### Problem details
Locate each line below that includes "følgende" and reproduce it.

# START OF Data provided

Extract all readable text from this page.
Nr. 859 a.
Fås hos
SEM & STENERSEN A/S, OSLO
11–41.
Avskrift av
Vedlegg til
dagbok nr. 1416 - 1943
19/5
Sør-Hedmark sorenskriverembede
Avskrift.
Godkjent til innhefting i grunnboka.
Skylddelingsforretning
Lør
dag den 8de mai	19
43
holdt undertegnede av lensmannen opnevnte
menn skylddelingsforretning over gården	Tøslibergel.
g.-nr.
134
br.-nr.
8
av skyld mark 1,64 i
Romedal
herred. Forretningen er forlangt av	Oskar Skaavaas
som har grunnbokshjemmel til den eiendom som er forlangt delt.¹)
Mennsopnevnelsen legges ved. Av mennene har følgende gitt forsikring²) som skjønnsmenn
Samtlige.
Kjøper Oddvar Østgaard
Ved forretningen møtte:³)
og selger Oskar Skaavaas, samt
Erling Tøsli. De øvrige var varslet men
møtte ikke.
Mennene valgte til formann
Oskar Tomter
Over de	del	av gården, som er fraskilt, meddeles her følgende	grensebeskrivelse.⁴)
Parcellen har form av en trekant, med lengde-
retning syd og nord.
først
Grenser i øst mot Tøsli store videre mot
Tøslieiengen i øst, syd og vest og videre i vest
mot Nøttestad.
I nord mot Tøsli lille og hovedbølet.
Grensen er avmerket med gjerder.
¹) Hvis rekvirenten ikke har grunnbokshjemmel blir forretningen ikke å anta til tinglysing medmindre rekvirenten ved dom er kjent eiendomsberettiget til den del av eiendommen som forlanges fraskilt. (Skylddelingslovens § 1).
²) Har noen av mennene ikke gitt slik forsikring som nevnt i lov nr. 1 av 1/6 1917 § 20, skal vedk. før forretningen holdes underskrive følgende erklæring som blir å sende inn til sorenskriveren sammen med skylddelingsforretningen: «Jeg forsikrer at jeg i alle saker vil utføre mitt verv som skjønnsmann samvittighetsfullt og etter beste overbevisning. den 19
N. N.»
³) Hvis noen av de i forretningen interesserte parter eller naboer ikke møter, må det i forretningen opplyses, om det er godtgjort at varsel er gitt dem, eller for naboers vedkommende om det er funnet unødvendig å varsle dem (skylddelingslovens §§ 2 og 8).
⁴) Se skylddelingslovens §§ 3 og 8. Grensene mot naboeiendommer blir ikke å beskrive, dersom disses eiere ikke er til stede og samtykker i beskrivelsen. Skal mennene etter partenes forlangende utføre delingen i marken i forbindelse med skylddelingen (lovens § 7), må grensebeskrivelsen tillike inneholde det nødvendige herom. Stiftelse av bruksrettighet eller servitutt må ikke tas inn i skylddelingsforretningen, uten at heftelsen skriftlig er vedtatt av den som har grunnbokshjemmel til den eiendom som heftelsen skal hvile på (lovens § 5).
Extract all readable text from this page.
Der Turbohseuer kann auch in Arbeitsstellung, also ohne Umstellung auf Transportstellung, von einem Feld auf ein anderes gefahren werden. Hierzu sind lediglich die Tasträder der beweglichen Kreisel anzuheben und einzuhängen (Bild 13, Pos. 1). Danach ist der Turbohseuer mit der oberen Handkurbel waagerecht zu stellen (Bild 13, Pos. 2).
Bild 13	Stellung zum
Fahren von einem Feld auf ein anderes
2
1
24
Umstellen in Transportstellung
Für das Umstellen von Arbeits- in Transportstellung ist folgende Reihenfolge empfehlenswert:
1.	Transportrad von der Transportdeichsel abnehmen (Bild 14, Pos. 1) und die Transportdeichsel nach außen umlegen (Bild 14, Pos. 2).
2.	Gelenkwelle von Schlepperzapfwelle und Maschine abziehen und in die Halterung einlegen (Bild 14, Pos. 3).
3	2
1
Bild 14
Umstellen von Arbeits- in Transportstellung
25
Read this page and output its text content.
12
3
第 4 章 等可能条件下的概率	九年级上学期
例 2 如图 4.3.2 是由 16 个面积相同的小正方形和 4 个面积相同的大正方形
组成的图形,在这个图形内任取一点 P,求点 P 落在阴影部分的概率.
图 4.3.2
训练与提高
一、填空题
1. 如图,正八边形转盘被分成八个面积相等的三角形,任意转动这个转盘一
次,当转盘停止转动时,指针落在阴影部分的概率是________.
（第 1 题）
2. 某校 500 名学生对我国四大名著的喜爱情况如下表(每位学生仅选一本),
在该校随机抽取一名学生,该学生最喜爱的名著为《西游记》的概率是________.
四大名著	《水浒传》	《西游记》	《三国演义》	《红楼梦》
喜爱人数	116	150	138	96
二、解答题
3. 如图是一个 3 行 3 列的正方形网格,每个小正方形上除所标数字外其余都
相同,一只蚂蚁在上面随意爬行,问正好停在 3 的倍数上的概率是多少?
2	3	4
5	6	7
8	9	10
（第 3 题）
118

# END OF Data provided

### Expected answer
Mennsopnevnelsen legges ved. Av mennene har følgende gitt forsikring²) som skjønnsmenn
Over de	del	av gården, som er fraskilt, meddeles her følgende	grensebeskrivelse.⁴)
²) Har noen av mennene ikke gitt slik forsikring som nevnt i lov nr. 1 av 1/6 1917 § 20, skal vedk. før forretningen holdes underskrive følgende erklæring som blir å sende inn til sorenskriveren sammen med skylddelingsforretningen: «Jeg forsikrer at jeg i alle saker vil utføre mitt verv som skjønnsmann samvittighetsfullt og etter beste overbevisning. den 19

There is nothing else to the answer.